## start Information shown

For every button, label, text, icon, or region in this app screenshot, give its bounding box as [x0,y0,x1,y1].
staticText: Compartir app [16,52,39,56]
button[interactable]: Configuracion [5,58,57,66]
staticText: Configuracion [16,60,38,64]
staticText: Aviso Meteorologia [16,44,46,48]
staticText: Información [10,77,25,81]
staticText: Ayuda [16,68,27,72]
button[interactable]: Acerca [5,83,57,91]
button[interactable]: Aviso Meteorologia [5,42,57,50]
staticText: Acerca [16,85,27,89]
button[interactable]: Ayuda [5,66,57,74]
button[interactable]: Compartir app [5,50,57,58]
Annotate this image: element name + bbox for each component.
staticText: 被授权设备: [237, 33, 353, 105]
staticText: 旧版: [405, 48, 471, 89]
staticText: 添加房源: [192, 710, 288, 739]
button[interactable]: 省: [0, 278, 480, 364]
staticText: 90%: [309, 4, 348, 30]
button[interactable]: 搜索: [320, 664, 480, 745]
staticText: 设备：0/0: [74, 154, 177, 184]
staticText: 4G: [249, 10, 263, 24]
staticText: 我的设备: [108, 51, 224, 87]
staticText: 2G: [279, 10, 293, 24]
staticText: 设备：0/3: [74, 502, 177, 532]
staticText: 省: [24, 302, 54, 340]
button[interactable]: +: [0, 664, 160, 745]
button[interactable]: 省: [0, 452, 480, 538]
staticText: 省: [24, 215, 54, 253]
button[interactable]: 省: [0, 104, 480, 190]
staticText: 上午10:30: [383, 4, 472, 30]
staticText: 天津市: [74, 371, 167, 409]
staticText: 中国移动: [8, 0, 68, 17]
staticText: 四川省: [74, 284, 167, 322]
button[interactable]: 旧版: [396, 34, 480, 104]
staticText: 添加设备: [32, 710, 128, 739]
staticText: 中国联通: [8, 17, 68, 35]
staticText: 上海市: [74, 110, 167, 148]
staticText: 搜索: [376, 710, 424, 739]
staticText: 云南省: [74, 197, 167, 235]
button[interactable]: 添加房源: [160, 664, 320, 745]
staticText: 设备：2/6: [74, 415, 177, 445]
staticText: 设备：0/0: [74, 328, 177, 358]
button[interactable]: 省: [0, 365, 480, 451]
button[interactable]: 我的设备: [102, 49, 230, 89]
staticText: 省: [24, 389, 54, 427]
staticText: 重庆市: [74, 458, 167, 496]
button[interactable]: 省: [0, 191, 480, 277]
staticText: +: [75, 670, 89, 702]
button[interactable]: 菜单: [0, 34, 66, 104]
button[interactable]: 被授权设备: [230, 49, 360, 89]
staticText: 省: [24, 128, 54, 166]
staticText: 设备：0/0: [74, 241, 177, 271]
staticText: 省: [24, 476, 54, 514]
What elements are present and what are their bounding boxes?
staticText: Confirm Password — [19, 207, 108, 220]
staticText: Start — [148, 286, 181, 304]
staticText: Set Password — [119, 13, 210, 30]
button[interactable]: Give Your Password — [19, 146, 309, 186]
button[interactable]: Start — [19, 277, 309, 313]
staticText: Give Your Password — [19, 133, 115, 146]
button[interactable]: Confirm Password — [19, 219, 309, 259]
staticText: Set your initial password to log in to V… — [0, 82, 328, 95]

## end Information shown

Task prompt:
Reproduce all of the data above verbatim, every line in its original order and unchanged.

In response:
For every button, label, text, icon, or region in this app screenshot, give its bounding box as [x0,y0,x1,y1].
staticText: Compartir app [16,52,39,56]
button[interactable]: Configuracion [5,58,57,66]
staticText: Configuracion [16,60,38,64]
staticText: Aviso Meteorologia [16,44,46,48]
staticText: Información [10,77,25,81]
staticText: Ayuda [16,68,27,72]
button[interactable]: Acerca [5,83,57,91]
button[interactable]: Aviso Meteorologia [5,42,57,50]
staticText: Acerca [16,85,27,89]
button[interactable]: Ayuda [5,66,57,74]
button[interactable]: Compartir app [5,50,57,58]
Annotate this image: element name + bbox for each component.
staticText: 被授权设备: [237, 33, 353, 105]
staticText: 旧版: [405, 48, 471, 89]
staticText: 添加房源: [192, 710, 288, 739]
button[interactable]: 省: [0, 278, 480, 364]
staticText: 90%: [309, 4, 348, 30]
button[interactable]: 搜索: [320, 664, 480, 745]
staticText: 设备：0/0: [74, 154, 177, 184]
staticText: 4G: [249, 10, 263, 24]
staticText: 我的设备: [108, 51, 224, 87]
staticText: 2G: [279, 10, 293, 24]
staticText: 设备：0/3: [74, 502, 177, 532]
staticText: 省: [24, 302, 54, 340]
button[interactable]: +: [0, 664, 160, 745]
button[interactable]: 省: [0, 452, 480, 538]
staticText: 省: [24, 215, 54, 253]
button[interactable]: 省: [0, 104, 480, 190]
staticText: 上午10:30: [383, 4, 472, 30]
staticText: 天津市: [74, 371, 167, 409]
staticText: 中国移动: [8, 0, 68, 17]
staticText: 四川省: [74, 284, 167, 322]
button[interactable]: 旧版: [396, 34, 480, 104]
staticText: 添加设备: [32, 710, 128, 739]
staticText: 中国联通: [8, 17, 68, 35]
staticText: 上海市: [74, 110, 167, 148]
staticText: 搜索: [376, 710, 424, 739]
staticText: 云南省: [74, 197, 167, 235]
button[interactable]: 添加房源: [160, 664, 320, 745]
staticText: 设备：2/6: [74, 415, 177, 445]
staticText: 设备：0/0: [74, 328, 177, 358]
button[interactable]: 省: [0, 365, 480, 451]
button[interactable]: 我的设备: [102, 49, 230, 89]
staticText: 省: [24, 389, 54, 427]
staticText: 重庆市: [74, 458, 167, 496]
button[interactable]: 省: [0, 191, 480, 277]
staticText: +: [75, 670, 89, 702]
button[interactable]: 菜单: [0, 34, 66, 104]
button[interactable]: 被授权设备: [230, 49, 360, 89]
staticText: 省: [24, 128, 54, 166]
staticText: 设备：0/0: [74, 241, 177, 271]
staticText: 省: [24, 476, 54, 514]
What elements are present and what are their bounding boxes?
staticText: Confirm Password — [19, 207, 108, 220]
staticText: Start — [148, 286, 181, 304]
staticText: Set Password — [119, 13, 210, 30]
button[interactable]: Give Your Password — [19, 146, 309, 186]
button[interactable]: Start — [19, 277, 309, 313]
staticText: Give Your Password — [19, 133, 115, 146]
button[interactable]: Confirm Password — [19, 219, 309, 259]
staticText: Set your initial password to log in to V… — [0, 82, 328, 95]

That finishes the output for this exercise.